Information provided —
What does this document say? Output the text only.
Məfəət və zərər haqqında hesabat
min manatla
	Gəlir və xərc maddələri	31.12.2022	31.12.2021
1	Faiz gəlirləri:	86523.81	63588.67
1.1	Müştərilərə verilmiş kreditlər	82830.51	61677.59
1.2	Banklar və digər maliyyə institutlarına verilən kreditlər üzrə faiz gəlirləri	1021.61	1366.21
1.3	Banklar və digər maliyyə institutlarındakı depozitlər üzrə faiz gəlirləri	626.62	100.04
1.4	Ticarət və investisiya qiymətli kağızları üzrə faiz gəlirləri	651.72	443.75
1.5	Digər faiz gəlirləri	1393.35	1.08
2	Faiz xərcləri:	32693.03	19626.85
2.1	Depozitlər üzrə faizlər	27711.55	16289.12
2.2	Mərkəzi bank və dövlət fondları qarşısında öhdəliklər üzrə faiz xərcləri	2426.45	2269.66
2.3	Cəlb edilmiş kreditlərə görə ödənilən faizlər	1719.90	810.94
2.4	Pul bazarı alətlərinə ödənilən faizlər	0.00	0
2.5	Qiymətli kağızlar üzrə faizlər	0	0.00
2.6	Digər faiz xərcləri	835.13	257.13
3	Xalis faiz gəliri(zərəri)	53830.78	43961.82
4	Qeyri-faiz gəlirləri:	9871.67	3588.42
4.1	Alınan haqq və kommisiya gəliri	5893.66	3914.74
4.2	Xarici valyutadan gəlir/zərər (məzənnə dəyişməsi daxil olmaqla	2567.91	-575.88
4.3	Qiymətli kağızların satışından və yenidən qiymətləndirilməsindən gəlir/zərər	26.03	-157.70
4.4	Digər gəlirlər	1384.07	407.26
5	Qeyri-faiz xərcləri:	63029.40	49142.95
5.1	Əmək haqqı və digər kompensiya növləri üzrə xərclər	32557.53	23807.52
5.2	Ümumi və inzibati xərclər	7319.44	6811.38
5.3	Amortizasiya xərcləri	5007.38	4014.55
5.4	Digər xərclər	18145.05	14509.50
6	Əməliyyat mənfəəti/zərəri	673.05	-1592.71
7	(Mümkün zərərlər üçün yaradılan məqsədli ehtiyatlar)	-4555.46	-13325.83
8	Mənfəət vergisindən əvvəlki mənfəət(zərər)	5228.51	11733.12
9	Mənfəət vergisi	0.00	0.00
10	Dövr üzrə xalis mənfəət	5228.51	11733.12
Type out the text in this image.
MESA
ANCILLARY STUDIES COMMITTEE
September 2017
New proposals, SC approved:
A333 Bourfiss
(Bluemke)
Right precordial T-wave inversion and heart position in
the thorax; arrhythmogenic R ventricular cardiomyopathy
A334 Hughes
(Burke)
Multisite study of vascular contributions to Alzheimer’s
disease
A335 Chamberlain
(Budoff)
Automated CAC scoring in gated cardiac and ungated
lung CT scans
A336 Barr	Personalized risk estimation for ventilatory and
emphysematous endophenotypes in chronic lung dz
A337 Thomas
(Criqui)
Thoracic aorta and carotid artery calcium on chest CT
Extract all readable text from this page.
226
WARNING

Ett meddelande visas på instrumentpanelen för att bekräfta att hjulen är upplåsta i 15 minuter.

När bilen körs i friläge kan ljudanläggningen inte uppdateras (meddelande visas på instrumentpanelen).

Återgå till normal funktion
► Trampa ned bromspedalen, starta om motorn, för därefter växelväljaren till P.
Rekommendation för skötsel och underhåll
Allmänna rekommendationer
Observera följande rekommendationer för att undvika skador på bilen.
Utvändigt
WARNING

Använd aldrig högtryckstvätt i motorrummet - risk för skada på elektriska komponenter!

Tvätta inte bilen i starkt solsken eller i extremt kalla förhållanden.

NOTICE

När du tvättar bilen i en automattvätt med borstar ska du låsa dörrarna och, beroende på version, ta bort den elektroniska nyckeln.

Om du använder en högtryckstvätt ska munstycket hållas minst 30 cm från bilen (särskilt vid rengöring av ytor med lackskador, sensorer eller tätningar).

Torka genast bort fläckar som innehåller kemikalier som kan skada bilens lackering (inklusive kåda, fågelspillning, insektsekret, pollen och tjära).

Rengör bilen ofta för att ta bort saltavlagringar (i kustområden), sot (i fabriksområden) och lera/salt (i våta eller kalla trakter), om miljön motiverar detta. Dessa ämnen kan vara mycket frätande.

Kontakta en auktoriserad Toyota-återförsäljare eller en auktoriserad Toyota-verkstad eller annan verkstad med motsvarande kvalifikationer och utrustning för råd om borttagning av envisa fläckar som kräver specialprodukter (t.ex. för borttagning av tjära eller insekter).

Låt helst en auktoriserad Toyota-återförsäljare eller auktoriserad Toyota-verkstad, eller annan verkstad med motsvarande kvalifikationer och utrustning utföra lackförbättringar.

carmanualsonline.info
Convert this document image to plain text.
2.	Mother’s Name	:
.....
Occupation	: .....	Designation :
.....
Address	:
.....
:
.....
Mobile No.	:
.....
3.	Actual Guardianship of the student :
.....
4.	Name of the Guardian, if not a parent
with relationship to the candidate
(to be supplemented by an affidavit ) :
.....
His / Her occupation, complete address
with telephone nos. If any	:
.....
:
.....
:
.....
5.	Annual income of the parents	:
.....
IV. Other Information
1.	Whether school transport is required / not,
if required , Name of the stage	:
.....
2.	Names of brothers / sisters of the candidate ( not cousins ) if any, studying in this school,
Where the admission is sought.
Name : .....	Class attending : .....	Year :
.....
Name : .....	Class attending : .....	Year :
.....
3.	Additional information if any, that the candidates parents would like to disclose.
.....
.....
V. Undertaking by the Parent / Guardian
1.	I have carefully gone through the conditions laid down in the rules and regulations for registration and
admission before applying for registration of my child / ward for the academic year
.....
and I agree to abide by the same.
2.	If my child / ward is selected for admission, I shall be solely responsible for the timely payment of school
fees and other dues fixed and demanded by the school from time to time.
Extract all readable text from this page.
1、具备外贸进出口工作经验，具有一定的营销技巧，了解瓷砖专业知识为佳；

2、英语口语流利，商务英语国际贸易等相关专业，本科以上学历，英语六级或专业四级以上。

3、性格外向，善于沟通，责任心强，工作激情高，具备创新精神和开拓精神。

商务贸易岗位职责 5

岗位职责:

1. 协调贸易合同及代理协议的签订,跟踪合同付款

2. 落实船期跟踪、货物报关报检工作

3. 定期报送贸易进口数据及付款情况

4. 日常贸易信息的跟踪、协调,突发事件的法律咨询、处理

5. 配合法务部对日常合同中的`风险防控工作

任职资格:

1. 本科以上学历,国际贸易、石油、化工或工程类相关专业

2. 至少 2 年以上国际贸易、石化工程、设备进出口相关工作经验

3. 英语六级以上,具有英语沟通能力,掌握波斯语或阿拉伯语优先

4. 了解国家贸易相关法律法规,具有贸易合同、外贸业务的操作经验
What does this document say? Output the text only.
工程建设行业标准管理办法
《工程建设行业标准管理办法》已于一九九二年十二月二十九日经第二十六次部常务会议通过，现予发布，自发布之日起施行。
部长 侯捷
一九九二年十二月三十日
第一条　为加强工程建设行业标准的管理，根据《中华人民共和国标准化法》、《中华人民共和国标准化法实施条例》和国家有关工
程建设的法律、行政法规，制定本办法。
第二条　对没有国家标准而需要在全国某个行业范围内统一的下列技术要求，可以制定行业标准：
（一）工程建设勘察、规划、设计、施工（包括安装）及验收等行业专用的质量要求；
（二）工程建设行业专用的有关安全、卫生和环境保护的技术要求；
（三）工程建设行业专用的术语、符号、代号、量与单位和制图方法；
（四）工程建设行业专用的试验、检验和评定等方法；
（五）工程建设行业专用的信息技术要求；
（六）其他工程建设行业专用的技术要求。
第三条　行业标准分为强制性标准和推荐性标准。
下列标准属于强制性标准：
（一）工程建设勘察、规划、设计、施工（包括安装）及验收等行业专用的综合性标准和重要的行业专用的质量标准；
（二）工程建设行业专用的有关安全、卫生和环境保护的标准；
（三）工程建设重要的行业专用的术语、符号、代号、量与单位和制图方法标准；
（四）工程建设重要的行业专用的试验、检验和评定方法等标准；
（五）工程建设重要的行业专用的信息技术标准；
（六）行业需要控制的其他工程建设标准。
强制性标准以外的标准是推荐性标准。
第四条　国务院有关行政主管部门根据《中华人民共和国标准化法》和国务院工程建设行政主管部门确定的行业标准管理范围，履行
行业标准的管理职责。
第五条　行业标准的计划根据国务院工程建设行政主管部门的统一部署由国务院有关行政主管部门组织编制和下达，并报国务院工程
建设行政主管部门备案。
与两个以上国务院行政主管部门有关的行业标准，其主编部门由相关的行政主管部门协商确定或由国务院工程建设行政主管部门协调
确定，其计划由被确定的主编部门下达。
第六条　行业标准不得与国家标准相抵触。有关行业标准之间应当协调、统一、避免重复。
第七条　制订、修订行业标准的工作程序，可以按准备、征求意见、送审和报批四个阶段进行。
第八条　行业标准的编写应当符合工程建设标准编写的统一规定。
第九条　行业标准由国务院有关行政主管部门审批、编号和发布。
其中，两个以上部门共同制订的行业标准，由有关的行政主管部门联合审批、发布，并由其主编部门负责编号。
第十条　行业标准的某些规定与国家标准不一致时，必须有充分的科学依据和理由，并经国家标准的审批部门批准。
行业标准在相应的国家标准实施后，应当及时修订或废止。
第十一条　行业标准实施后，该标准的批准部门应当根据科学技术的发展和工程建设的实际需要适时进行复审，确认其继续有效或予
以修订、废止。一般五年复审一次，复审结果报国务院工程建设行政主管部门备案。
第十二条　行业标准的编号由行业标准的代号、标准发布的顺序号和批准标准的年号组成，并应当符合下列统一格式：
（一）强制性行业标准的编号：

Exercise directions — Each line of the data that includes the word "rekommendationer" counts once; report the total and nothing more.

Written solution — 2